↓↓↓

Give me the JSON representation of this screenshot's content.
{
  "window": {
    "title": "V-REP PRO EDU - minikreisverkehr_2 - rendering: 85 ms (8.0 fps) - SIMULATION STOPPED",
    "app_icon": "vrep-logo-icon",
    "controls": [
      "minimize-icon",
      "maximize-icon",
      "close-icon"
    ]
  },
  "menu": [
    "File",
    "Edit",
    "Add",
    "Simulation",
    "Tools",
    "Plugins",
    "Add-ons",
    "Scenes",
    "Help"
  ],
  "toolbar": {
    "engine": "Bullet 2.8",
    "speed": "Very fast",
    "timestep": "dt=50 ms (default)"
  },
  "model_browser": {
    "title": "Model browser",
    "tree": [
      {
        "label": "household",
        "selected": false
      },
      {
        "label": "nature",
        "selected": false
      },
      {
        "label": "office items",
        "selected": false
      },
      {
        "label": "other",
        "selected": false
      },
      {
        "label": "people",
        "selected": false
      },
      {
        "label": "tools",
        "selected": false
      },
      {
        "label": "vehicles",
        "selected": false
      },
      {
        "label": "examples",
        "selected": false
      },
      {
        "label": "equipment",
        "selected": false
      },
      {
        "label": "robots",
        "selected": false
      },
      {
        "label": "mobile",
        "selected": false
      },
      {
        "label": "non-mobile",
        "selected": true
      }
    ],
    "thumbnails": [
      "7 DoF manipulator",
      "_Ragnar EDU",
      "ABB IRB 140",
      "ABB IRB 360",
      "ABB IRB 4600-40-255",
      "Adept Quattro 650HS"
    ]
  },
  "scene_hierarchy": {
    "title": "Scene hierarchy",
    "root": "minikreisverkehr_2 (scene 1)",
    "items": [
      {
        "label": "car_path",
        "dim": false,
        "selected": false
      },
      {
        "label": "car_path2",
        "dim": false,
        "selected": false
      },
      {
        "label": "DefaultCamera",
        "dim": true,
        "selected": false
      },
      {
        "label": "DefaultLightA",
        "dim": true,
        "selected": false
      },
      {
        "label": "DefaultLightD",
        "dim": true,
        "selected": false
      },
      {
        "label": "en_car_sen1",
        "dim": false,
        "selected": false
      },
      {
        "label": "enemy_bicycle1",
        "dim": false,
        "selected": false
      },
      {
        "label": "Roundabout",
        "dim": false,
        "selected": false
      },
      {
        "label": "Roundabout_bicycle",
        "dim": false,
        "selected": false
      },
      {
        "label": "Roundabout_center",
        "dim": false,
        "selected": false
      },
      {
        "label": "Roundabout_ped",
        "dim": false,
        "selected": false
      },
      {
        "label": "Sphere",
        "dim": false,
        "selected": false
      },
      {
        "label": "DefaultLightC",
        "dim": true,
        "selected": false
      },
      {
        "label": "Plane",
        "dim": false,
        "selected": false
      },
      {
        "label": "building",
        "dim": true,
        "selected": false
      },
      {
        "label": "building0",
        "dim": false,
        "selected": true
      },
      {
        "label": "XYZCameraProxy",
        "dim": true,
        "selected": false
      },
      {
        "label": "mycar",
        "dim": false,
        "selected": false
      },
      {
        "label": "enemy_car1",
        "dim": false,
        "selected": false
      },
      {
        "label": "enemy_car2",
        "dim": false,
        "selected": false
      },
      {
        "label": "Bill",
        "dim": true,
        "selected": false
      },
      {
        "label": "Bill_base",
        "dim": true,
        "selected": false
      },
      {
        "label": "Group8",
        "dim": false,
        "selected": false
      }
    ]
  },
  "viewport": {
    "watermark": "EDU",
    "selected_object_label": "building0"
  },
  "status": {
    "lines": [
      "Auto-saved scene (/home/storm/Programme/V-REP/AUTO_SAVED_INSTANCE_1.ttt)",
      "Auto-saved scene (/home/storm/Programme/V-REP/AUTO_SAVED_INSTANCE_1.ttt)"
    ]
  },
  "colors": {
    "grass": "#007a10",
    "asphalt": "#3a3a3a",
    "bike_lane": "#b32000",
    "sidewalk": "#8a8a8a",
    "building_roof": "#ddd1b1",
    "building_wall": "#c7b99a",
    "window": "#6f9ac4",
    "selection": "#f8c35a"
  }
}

↑↑↑

### The exercise
The word "Auto" may occur in lines of the records. Report how many such lines there are, giving only the number.

### Task response
2